**REQUEST:**
Write every record out again exactly, and keep images out of it.

Part of a data file:
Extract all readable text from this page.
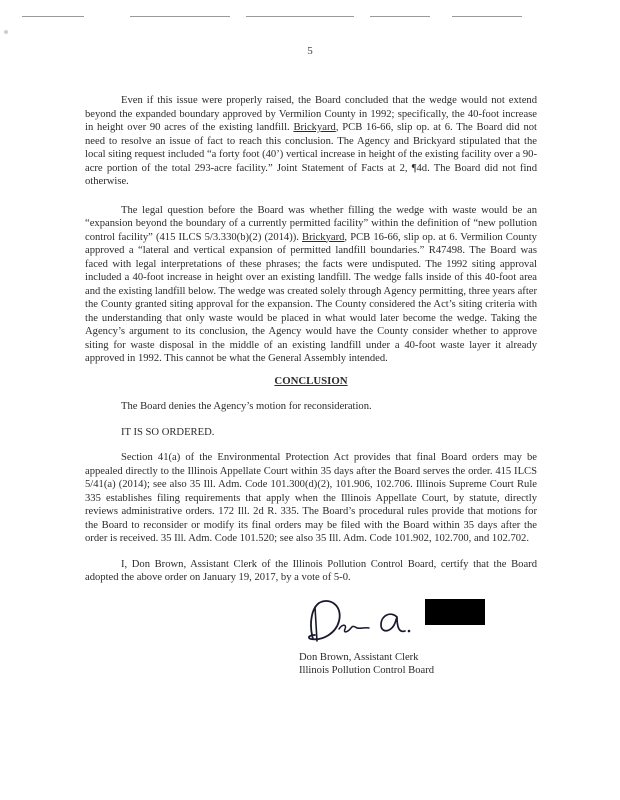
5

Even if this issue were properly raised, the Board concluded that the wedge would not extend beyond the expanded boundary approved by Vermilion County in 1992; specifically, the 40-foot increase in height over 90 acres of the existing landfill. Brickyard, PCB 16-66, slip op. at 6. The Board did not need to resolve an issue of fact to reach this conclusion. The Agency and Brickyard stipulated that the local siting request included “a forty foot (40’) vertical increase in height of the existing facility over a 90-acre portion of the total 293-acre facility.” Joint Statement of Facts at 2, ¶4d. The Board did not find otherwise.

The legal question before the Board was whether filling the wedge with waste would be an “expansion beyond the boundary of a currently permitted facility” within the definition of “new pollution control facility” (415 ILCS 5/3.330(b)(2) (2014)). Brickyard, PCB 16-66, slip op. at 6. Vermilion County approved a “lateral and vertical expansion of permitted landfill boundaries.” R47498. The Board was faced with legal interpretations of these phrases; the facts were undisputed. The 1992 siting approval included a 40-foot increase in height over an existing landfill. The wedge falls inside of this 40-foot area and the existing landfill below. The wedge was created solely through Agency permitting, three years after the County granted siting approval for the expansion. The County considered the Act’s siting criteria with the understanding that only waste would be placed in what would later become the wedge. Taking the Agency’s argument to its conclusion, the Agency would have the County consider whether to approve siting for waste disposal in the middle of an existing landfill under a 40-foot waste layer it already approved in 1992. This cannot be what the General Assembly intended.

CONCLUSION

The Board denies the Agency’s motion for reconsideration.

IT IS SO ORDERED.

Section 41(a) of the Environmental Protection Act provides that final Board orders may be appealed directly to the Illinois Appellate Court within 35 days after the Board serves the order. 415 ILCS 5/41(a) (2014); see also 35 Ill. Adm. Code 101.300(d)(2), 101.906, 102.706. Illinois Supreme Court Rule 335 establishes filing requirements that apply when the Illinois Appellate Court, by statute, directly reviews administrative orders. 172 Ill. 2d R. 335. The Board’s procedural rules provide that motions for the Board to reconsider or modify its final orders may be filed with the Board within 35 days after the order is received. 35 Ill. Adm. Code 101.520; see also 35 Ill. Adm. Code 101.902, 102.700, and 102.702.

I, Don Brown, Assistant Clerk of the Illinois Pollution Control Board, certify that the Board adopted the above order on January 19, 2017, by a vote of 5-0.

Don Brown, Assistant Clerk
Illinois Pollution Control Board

**RESULT OF THIS EXERCISE:**
Extract all readable text from this page.
5

Even if this issue were properly raised, the Board concluded that the wedge would not extend beyond the expanded boundary approved by Vermilion County in 1992; specifically, the 40-foot increase in height over 90 acres of the existing landfill. Brickyard, PCB 16-66, slip op. at 6. The Board did not need to resolve an issue of fact to reach this conclusion. The Agency and Brickyard stipulated that the local siting request included “a forty foot (40’) vertical increase in height of the existing facility over a 90-acre portion of the total 293-acre facility.” Joint Statement of Facts at 2, ¶4d. The Board did not find otherwise.

The legal question before the Board was whether filling the wedge with waste would be an “expansion beyond the boundary of a currently permitted facility” within the definition of “new pollution control facility” (415 ILCS 5/3.330(b)(2) (2014)). Brickyard, PCB 16-66, slip op. at 6. Vermilion County approved a “lateral and vertical expansion of permitted landfill boundaries.” R47498. The Board was faced with legal interpretations of these phrases; the facts were undisputed. The 1992 siting approval included a 40-foot increase in height over an existing landfill. The wedge falls inside of this 40-foot area and the existing landfill below. The wedge was created solely through Agency permitting, three years after the County granted siting approval for the expansion. The County considered the Act’s siting criteria with the understanding that only waste would be placed in what would later become the wedge. Taking the Agency’s argument to its conclusion, the Agency would have the County consider whether to approve siting for waste disposal in the middle of an existing landfill under a 40-foot waste layer it already approved in 1992. This cannot be what the General Assembly intended.

CONCLUSION

The Board denies the Agency’s motion for reconsideration.

IT IS SO ORDERED.

Section 41(a) of the Environmental Protection Act provides that final Board orders may be appealed directly to the Illinois Appellate Court within 35 days after the Board serves the order. 415 ILCS 5/41(a) (2014); see also 35 Ill. Adm. Code 101.300(d)(2), 101.906, 102.706. Illinois Supreme Court Rule 335 establishes filing requirements that apply when the Illinois Appellate Court, by statute, directly reviews administrative orders. 172 Ill. 2d R. 335. The Board’s procedural rules provide that motions for the Board to reconsider or modify its final orders may be filed with the Board within 35 days after the order is received. 35 Ill. Adm. Code 101.520; see also 35 Ill. Adm. Code 101.902, 102.700, and 102.702.

I, Don Brown, Assistant Clerk of the Illinois Pollution Control Board, certify that the Board adopted the above order on January 19, 2017, by a vote of 5-0.

Don Brown, Assistant Clerk
Illinois Pollution Control Board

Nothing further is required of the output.